Exercise:
All of the material below is to be restated word for word, apart from the pictures.

— start of Stored rows —

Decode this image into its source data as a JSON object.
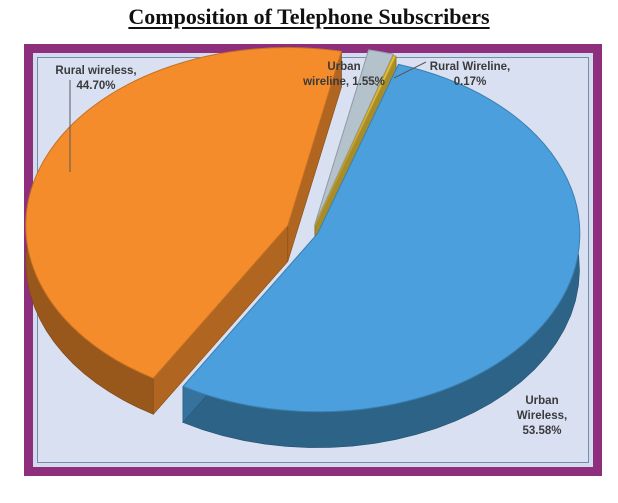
{
  "chart_data": {
    "type": "pie",
    "title": "Composition of Telephone Subscribers",
    "slices": [
      {
        "name": "Urban Wireless",
        "label_lines": [
          "Urban",
          "Wireless,",
          "53.58%"
        ],
        "value": 53.58,
        "color": "#4a9fdc"
      },
      {
        "name": "Rural wireless",
        "label_lines": [
          "Rural wireless,",
          "44.70%"
        ],
        "value": 44.7,
        "color": "#f58c2c"
      },
      {
        "name": "Urban wireline",
        "label_lines": [
          "Urban",
          "wireline, 1.55%"
        ],
        "value": 1.55,
        "color": "#b4c2cc"
      },
      {
        "name": "Rural Wireline",
        "label_lines": [
          "Rural Wireline,",
          "0.17%"
        ],
        "value": 0.17,
        "color": "#e8c23a"
      }
    ],
    "legend": "none",
    "style": "3d-exploded"
  }
}
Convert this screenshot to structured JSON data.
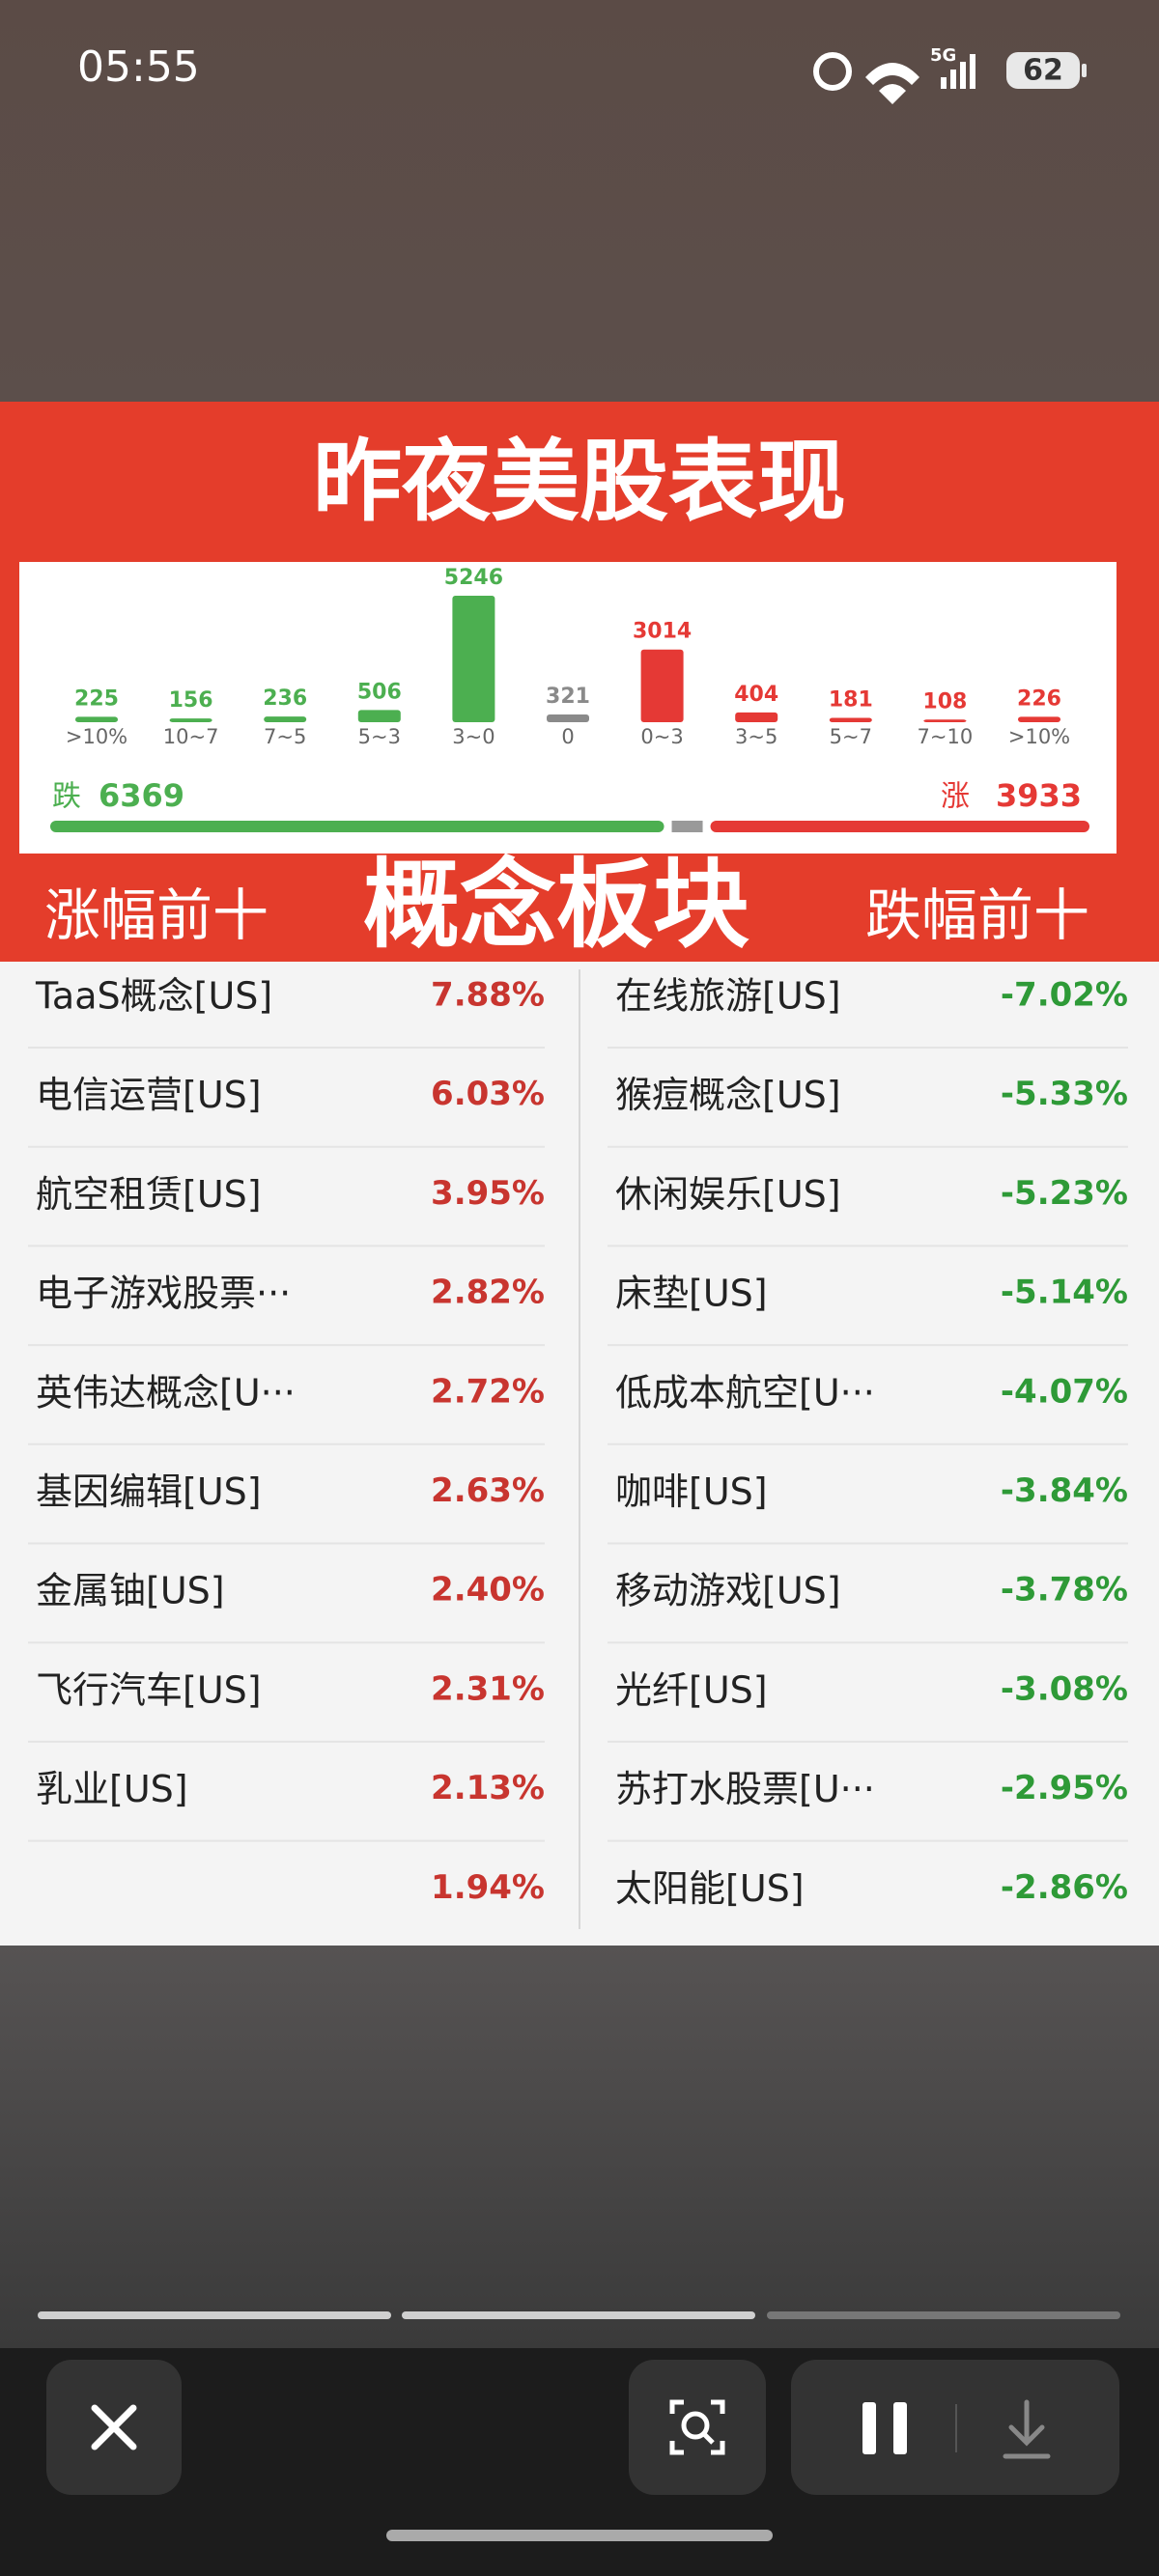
{
  "status_bar": {
    "time": "05:55",
    "signal": "5G",
    "battery": "62"
  },
  "title": "昨夜美股表现",
  "distribution": {
    "type": "bar",
    "categories": [
      ">10%",
      "10~7",
      "7~5",
      "5~3",
      "3~0",
      "0",
      "0~3",
      "3~5",
      "5~7",
      "7~10",
      ">10%"
    ],
    "values": [
      225,
      156,
      236,
      506,
      5246,
      321,
      3014,
      404,
      181,
      108,
      226
    ],
    "colors": [
      "#4caf50",
      "#4caf50",
      "#4caf50",
      "#4caf50",
      "#4caf50",
      "#8a8a8a",
      "#e53935",
      "#e53935",
      "#e53935",
      "#e53935",
      "#e53935"
    ]
  },
  "totals": {
    "down": {
      "label": "跌",
      "value": 6369,
      "color": "#4caf50"
    },
    "up": {
      "label": "涨",
      "value": 3933,
      "color": "#e53935"
    }
  },
  "sections": {
    "gainers_heading": "涨幅前十",
    "center_heading": "概念板块",
    "losers_heading": "跌幅前十"
  },
  "gainers": [
    {
      "name": "TaaS概念[US]",
      "change": "7.88%"
    },
    {
      "name": "电信运营[US]",
      "change": "6.03%"
    },
    {
      "name": "航空租赁[US]",
      "change": "3.95%"
    },
    {
      "name": "电子游戏股票···",
      "change": "2.82%"
    },
    {
      "name": "英伟达概念[U···",
      "change": "2.72%"
    },
    {
      "name": "基因编辑[US]",
      "change": "2.63%"
    },
    {
      "name": "金属铀[US]",
      "change": "2.40%"
    },
    {
      "name": "飞行汽车[US]",
      "change": "2.31%"
    },
    {
      "name": "乳业[US]",
      "change": "2.13%"
    },
    {
      "name": null,
      "change": "1.94%"
    }
  ],
  "losers": [
    {
      "name": "在线旅游[US]",
      "change": "-7.02%"
    },
    {
      "name": "猴痘概念[US]",
      "change": "-5.33%"
    },
    {
      "name": "休闲娱乐[US]",
      "change": "-5.23%"
    },
    {
      "name": "床垫[US]",
      "change": "-5.14%"
    },
    {
      "name": "低成本航空[U···",
      "change": "-4.07%"
    },
    {
      "name": "咖啡[US]",
      "change": "-3.84%"
    },
    {
      "name": "移动游戏[US]",
      "change": "-3.78%"
    },
    {
      "name": "光纤[US]",
      "change": "-3.08%"
    },
    {
      "name": "苏打水股票[U···",
      "change": "-2.95%"
    },
    {
      "name": "太阳能[US]",
      "change": "-2.86%"
    }
  ]
}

— end of Stored rows —

Task result:
Decode this image into its source data as a JSON object.
{
  "chart_data": {
    "type": "pie",
    "title": "Composition of Telephone Subscribers",
    "slices": [
      {
        "name": "Urban Wireless",
        "label_lines": [
          "Urban",
          "Wireless,",
          "53.58%"
        ],
        "value": 53.58,
        "color": "#4a9fdc"
      },
      {
        "name": "Rural wireless",
        "label_lines": [
          "Rural wireless,",
          "44.70%"
        ],
        "value": 44.7,
        "color": "#f58c2c"
      },
      {
        "name": "Urban wireline",
        "label_lines": [
          "Urban",
          "wireline, 1.55%"
        ],
        "value": 1.55,
        "color": "#b4c2cc"
      },
      {
        "name": "Rural Wireline",
        "label_lines": [
          "Rural Wireline,",
          "0.17%"
        ],
        "value": 0.17,
        "color": "#e8c23a"
      }
    ],
    "legend": "none",
    "style": "3d-exploded"
  }
}
Convert this screenshot to structured JSON data.
{
  "status_bar": {
    "time": "05:55",
    "signal": "5G",
    "battery": "62"
  },
  "title": "昨夜美股表现",
  "distribution": {
    "type": "bar",
    "categories": [
      ">10%",
      "10~7",
      "7~5",
      "5~3",
      "3~0",
      "0",
      "0~3",
      "3~5",
      "5~7",
      "7~10",
      ">10%"
    ],
    "values": [
      225,
      156,
      236,
      506,
      5246,
      321,
      3014,
      404,
      181,
      108,
      226
    ],
    "colors": [
      "#4caf50",
      "#4caf50",
      "#4caf50",
      "#4caf50",
      "#4caf50",
      "#8a8a8a",
      "#e53935",
      "#e53935",
      "#e53935",
      "#e53935",
      "#e53935"
    ]
  },
  "totals": {
    "down": {
      "label": "跌",
      "value": 6369,
      "color": "#4caf50"
    },
    "up": {
      "label": "涨",
      "value": 3933,
      "color": "#e53935"
    }
  },
  "sections": {
    "gainers_heading": "涨幅前十",
    "center_heading": "概念板块",
    "losers_heading": "跌幅前十"
  },
  "gainers": [
    {
      "name": "TaaS概念[US]",
      "change": "7.88%"
    },
    {
      "name": "电信运营[US]",
      "change": "6.03%"
    },
    {
      "name": "航空租赁[US]",
      "change": "3.95%"
    },
    {
      "name": "电子游戏股票···",
      "change": "2.82%"
    },
    {
      "name": "英伟达概念[U···",
      "change": "2.72%"
    },
    {
      "name": "基因编辑[US]",
      "change": "2.63%"
    },
    {
      "name": "金属铀[US]",
      "change": "2.40%"
    },
    {
      "name": "飞行汽车[US]",
      "change": "2.31%"
    },
    {
      "name": "乳业[US]",
      "change": "2.13%"
    },
    {
      "name": null,
      "change": "1.94%"
    }
  ],
  "losers": [
    {
      "name": "在线旅游[US]",
      "change": "-7.02%"
    },
    {
      "name": "猴痘概念[US]",
      "change": "-5.33%"
    },
    {
      "name": "休闲娱乐[US]",
      "change": "-5.23%"
    },
    {
      "name": "床垫[US]",
      "change": "-5.14%"
    },
    {
      "name": "低成本航空[U···",
      "change": "-4.07%"
    },
    {
      "name": "咖啡[US]",
      "change": "-3.84%"
    },
    {
      "name": "移动游戏[US]",
      "change": "-3.78%"
    },
    {
      "name": "光纤[US]",
      "change": "-3.08%"
    },
    {
      "name": "苏打水股票[U···",
      "change": "-2.95%"
    },
    {
      "name": "太阳能[US]",
      "change": "-2.86%"
    }
  ]
}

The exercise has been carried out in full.